> [Instructions to follow]:
How many lines of the data hold the word "Enfant"? State the number and nothing else.

Saved entries:
=-=-=
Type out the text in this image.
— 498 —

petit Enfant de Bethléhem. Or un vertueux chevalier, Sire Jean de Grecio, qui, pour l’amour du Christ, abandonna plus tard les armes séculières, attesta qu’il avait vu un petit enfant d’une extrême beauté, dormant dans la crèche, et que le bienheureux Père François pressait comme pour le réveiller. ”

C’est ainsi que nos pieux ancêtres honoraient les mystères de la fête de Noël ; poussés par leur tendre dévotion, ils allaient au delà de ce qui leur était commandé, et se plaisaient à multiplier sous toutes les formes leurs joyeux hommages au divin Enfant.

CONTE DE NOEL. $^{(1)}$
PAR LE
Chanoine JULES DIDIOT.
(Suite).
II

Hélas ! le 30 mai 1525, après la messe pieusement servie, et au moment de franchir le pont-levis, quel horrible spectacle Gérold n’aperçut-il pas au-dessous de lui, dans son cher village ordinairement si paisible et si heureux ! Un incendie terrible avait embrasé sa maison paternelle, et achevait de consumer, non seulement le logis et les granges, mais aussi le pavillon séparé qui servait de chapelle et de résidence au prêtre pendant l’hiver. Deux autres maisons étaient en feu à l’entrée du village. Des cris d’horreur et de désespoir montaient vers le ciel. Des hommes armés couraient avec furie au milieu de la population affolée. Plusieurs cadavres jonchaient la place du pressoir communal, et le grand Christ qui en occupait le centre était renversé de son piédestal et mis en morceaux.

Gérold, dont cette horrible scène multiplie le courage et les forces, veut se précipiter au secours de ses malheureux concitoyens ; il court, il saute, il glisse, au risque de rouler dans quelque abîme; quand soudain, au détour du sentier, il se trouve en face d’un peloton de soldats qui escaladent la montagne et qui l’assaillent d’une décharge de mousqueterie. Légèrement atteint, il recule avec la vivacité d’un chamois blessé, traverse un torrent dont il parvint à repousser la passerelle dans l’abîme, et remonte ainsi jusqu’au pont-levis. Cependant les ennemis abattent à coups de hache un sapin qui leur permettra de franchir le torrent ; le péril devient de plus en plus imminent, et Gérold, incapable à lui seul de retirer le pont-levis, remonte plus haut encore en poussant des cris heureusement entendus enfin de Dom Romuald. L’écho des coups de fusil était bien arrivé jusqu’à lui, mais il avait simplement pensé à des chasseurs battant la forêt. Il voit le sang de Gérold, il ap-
=-=-=
> [Response]:
2